==== Records to process ====

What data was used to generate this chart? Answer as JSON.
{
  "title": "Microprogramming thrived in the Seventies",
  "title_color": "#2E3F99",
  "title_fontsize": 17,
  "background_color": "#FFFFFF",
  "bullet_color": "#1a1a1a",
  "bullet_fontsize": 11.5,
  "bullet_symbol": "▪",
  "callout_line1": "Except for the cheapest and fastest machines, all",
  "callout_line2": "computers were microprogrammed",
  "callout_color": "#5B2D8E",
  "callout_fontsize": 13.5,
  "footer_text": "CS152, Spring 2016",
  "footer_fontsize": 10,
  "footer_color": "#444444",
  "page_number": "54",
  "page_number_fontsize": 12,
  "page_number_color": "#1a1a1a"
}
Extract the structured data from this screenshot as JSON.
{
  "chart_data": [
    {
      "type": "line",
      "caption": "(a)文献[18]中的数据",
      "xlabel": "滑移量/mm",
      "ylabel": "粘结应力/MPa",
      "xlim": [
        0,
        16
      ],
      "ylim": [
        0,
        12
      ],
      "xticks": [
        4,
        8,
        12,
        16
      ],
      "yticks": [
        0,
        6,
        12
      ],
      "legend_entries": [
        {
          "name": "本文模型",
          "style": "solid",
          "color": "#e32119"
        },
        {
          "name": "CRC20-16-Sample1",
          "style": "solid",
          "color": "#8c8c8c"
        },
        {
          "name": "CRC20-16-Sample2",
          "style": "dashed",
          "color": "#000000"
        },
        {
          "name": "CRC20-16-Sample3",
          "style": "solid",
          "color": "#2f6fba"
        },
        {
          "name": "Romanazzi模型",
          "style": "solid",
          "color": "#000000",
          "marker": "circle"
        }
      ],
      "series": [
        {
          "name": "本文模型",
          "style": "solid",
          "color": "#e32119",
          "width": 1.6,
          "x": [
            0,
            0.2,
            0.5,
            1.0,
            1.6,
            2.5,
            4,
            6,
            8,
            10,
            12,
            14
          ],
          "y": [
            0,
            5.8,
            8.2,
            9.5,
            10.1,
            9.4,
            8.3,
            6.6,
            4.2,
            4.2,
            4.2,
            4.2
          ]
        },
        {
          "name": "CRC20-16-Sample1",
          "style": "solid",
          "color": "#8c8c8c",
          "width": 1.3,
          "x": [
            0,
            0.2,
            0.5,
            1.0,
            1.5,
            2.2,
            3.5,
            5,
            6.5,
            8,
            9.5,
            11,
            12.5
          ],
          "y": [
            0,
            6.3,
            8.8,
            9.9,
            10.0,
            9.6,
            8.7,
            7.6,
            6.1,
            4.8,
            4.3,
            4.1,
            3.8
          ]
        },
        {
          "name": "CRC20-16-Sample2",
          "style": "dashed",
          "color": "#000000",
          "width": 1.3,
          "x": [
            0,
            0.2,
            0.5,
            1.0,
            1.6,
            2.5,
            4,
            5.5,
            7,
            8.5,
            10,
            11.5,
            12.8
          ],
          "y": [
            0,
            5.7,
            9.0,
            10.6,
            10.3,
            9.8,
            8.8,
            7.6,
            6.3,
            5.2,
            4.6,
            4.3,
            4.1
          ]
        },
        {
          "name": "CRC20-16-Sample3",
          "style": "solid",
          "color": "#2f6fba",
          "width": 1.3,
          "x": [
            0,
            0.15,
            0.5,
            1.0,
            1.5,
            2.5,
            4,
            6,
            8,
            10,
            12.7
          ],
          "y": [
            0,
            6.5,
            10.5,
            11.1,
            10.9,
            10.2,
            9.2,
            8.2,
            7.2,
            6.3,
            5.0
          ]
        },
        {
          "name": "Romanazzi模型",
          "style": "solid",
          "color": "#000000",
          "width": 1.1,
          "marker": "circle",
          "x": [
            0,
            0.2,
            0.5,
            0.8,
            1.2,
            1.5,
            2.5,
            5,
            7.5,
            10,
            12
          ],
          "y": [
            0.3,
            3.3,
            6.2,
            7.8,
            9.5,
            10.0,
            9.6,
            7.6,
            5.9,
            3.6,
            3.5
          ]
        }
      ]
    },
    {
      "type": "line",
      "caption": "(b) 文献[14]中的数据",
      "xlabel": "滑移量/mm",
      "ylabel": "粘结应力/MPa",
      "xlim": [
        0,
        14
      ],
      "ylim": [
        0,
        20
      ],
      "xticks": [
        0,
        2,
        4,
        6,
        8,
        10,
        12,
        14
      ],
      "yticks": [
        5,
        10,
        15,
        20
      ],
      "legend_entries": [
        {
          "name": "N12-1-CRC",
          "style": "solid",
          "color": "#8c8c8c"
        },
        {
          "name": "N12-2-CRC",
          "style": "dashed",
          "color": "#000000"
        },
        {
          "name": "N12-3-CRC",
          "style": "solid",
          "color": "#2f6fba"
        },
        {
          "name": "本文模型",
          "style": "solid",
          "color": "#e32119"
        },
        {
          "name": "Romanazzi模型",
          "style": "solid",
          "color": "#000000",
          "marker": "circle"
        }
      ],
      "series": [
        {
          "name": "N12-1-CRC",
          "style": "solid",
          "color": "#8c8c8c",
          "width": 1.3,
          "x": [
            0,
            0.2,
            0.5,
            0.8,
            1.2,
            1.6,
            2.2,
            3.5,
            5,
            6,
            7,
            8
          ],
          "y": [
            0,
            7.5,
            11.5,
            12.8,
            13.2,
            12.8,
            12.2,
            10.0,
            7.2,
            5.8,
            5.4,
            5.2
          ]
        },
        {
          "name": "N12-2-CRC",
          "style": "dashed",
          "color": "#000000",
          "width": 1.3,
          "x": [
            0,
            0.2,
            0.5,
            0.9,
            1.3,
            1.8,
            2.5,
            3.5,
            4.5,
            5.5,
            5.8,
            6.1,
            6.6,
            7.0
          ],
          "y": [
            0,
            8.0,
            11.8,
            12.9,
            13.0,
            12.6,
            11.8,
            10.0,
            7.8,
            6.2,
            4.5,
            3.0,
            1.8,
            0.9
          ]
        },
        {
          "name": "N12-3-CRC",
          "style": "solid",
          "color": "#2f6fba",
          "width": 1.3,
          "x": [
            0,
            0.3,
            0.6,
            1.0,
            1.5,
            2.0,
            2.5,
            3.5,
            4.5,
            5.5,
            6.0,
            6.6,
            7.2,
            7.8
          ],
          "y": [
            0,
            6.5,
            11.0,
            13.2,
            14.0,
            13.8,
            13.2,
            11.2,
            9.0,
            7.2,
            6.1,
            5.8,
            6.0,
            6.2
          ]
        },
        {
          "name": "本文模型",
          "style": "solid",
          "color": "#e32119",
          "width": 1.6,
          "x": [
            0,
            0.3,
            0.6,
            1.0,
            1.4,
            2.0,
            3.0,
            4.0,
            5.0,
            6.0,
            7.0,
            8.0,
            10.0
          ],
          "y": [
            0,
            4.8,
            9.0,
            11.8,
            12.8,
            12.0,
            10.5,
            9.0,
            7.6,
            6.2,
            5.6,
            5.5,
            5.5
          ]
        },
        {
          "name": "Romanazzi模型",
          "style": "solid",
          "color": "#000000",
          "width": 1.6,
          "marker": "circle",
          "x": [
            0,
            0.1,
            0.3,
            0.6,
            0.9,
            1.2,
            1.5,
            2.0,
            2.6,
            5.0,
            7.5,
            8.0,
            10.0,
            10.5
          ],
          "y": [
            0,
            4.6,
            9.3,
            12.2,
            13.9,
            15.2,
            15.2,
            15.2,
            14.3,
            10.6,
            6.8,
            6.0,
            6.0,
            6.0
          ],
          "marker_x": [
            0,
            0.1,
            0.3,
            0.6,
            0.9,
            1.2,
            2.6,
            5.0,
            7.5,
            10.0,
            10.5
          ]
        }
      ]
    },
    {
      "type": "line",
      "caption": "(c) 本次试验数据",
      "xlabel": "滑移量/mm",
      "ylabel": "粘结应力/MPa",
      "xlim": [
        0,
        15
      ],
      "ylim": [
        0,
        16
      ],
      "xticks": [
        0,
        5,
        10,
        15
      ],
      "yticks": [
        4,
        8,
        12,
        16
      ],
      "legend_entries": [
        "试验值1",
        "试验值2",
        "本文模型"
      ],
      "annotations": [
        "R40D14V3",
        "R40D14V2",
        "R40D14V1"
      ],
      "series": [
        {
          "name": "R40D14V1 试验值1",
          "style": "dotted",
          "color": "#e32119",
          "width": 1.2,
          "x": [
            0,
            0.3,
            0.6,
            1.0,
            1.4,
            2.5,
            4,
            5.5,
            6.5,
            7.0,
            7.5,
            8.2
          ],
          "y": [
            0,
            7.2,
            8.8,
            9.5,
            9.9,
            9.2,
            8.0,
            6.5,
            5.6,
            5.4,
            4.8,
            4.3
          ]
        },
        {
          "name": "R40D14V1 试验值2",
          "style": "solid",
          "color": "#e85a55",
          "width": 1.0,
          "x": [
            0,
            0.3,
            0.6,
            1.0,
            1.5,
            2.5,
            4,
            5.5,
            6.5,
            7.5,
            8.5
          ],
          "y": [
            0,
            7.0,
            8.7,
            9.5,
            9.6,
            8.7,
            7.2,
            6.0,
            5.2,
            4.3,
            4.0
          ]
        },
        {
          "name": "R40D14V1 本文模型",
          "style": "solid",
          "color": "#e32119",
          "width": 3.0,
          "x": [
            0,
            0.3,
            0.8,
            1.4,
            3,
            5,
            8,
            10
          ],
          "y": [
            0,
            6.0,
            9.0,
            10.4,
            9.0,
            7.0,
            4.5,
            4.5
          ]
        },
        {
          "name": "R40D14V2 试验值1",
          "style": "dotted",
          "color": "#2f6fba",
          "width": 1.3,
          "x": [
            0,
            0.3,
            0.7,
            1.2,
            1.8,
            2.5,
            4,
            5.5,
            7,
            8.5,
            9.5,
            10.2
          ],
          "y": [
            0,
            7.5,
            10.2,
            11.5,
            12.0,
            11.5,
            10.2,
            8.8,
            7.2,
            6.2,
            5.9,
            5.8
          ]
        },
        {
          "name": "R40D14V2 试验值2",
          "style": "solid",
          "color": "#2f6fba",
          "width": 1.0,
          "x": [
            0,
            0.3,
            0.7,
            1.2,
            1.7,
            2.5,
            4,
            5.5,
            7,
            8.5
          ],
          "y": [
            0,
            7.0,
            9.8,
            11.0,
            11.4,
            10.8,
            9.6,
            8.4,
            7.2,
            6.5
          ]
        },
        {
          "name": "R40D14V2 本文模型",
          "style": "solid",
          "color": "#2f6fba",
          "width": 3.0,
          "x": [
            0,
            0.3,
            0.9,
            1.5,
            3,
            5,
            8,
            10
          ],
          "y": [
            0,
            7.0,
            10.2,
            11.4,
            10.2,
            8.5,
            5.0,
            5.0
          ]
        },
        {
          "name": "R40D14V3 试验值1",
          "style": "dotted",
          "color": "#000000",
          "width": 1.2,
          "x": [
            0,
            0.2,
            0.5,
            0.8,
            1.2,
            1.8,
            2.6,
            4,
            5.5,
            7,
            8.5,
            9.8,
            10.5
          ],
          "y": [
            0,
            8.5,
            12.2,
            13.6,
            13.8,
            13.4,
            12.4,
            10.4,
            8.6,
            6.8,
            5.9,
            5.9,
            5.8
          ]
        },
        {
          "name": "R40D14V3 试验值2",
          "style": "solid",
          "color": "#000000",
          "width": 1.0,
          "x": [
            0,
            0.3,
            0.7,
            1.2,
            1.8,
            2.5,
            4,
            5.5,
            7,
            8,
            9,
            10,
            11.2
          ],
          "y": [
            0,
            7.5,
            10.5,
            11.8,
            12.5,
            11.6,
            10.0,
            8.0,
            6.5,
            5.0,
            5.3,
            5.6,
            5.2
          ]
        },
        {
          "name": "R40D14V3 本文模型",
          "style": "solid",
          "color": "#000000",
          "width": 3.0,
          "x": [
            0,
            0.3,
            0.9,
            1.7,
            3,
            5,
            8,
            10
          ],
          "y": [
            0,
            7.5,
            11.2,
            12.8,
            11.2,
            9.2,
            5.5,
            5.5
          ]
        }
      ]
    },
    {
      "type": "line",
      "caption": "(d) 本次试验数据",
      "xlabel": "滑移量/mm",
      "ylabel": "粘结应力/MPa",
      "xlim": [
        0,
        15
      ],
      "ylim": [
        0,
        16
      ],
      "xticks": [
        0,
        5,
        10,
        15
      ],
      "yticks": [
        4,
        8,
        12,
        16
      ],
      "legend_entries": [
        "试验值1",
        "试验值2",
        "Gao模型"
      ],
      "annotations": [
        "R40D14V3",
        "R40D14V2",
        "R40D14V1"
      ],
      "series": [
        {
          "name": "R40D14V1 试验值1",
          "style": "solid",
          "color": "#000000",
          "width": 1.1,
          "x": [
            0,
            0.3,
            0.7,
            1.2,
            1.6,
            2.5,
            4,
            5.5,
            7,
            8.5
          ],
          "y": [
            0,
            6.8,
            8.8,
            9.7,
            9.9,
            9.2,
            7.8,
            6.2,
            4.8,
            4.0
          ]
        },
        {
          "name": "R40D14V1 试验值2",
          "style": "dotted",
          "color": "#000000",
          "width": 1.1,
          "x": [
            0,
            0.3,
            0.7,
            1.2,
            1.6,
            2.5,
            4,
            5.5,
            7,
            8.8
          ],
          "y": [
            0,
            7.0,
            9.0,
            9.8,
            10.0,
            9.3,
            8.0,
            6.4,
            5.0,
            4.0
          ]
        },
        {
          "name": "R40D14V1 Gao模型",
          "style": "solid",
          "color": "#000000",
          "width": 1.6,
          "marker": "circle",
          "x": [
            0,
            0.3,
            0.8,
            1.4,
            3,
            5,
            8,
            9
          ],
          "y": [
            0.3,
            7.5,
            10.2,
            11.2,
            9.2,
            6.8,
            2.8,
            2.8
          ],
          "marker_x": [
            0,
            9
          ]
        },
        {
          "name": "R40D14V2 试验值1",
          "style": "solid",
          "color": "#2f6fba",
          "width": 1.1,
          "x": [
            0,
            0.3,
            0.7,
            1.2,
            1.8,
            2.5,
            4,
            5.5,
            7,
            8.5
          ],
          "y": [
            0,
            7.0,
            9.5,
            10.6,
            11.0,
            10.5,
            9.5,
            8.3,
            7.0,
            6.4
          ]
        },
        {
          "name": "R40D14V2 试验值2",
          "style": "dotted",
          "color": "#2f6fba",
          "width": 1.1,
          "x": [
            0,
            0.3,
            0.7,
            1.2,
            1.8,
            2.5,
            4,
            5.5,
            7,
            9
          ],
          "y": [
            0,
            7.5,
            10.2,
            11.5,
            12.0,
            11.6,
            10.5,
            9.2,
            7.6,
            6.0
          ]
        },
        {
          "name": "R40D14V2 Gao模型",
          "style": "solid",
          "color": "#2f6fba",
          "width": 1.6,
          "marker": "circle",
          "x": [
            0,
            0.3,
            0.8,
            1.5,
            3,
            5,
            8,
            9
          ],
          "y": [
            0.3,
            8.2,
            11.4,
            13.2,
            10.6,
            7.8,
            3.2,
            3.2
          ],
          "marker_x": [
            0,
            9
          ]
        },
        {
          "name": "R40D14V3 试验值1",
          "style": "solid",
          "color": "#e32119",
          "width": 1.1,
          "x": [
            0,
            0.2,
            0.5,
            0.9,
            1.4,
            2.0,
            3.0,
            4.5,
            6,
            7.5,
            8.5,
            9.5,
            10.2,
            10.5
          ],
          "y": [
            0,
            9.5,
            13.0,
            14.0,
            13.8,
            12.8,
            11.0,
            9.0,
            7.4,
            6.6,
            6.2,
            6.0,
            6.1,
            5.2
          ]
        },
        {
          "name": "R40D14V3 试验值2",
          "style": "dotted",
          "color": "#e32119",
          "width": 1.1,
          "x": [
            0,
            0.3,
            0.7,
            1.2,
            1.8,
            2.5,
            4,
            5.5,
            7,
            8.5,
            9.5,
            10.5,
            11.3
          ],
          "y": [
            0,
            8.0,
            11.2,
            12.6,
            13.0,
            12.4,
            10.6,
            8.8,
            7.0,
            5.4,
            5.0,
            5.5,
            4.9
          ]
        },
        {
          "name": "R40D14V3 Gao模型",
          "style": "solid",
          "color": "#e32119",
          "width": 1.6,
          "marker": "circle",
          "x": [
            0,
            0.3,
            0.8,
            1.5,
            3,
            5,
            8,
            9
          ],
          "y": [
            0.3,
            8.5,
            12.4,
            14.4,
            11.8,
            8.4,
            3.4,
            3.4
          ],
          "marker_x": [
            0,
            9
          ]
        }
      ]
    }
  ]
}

====

→ What is asked:
Report the number of lines in the listing above that include the word "caption", and nothing else.

→ Completed task:
4